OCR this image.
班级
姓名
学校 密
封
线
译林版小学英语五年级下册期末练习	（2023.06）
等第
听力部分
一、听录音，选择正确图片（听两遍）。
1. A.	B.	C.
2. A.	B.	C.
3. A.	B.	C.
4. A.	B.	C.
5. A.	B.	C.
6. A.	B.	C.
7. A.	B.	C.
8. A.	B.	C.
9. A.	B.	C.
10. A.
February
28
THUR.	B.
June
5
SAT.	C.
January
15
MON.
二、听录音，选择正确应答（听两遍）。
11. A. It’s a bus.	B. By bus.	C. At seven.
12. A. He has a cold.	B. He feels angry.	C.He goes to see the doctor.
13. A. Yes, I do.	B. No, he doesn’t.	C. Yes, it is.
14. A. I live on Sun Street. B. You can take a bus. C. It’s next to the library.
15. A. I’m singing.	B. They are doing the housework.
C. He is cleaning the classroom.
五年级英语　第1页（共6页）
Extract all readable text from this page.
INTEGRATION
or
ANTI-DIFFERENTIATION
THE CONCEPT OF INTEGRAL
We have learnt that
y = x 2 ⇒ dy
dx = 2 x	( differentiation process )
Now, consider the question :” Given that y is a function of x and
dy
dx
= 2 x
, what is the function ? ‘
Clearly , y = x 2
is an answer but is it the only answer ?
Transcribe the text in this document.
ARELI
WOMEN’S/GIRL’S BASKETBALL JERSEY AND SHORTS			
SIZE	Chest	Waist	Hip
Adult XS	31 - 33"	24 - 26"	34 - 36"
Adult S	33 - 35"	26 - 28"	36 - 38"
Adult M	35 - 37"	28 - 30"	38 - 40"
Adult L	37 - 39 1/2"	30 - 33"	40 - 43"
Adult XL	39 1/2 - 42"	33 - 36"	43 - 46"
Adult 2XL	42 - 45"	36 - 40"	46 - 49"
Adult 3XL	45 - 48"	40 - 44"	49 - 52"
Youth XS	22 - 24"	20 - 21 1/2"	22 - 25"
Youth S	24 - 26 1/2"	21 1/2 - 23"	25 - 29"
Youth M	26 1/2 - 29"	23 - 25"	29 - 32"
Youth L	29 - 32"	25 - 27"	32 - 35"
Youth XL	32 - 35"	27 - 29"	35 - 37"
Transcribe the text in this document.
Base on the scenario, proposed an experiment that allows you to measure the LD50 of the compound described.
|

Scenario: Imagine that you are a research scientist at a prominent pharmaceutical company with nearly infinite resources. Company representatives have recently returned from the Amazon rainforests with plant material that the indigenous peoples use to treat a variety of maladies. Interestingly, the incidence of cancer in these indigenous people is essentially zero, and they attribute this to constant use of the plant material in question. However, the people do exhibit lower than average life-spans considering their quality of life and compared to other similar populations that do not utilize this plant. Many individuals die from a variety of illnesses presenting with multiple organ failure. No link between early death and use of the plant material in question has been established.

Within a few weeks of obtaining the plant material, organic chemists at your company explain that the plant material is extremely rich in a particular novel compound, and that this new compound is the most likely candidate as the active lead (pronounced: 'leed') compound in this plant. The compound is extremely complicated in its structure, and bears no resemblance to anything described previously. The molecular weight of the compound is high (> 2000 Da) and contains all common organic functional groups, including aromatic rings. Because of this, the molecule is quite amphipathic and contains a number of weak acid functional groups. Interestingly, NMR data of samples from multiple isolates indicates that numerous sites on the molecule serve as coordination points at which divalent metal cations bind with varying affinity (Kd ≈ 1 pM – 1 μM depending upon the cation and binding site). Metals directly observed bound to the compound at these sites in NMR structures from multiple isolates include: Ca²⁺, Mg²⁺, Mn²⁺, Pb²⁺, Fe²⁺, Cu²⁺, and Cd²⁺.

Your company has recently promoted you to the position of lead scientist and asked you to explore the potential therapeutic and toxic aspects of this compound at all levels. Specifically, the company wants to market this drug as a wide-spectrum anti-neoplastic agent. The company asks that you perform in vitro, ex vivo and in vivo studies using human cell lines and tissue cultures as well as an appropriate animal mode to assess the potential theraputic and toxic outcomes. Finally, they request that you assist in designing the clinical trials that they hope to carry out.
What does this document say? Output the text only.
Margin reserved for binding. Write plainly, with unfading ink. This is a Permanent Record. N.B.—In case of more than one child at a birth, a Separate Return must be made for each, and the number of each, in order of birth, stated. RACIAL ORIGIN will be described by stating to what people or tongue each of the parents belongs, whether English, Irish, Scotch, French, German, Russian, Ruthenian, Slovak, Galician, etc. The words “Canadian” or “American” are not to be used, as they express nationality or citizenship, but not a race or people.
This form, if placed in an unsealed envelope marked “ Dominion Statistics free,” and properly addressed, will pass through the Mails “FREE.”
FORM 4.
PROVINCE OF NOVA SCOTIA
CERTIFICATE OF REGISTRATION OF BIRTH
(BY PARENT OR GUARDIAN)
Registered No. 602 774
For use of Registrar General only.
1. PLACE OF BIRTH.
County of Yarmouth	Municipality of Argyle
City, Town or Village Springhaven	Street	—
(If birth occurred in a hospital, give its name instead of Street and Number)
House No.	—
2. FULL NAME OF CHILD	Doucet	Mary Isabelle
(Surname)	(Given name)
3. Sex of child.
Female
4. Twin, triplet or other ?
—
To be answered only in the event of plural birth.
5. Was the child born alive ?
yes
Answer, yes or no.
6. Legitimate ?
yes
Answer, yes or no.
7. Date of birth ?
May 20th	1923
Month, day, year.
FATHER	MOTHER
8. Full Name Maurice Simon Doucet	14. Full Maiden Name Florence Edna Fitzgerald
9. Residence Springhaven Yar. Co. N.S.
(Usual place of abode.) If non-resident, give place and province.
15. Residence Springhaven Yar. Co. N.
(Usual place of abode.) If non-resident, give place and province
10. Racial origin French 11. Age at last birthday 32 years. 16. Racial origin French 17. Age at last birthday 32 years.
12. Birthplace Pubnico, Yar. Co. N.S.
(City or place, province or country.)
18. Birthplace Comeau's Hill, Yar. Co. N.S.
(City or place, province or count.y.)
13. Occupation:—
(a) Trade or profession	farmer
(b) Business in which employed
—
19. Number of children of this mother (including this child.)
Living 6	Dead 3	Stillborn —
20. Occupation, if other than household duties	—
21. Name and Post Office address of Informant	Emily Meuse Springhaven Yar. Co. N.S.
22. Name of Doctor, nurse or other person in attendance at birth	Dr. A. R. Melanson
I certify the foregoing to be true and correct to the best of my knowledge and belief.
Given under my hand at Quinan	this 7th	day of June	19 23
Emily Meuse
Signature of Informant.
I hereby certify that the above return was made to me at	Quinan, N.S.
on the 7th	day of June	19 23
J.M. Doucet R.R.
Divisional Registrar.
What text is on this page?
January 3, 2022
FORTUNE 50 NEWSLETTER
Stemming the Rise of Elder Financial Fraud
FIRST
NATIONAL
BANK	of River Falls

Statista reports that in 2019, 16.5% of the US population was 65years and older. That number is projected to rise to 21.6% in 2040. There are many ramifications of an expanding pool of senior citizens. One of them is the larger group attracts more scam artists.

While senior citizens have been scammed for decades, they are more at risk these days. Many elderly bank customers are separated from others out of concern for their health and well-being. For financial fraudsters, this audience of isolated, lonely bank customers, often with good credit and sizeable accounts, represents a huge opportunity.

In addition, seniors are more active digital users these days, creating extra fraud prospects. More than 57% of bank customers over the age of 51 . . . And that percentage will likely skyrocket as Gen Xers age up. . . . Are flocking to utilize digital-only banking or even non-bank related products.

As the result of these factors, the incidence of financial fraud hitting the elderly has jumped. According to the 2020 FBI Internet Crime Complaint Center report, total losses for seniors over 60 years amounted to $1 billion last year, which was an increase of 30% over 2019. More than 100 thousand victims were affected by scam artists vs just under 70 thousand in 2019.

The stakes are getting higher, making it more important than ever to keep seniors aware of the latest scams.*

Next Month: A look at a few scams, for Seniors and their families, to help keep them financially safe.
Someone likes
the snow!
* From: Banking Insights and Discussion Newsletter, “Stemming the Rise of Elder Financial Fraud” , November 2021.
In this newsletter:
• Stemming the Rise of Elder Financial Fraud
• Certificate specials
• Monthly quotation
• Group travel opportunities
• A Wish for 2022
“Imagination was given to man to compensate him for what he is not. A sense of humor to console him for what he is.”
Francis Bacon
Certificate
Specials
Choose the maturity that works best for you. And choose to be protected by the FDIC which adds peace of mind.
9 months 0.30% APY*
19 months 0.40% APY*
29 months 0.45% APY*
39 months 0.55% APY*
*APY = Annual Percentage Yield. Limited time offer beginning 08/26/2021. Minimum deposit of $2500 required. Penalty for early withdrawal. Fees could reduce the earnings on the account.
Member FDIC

Exercise details. Your answer should be a single number: the count of lines in the material above that contain "customers".

Expected answer. 2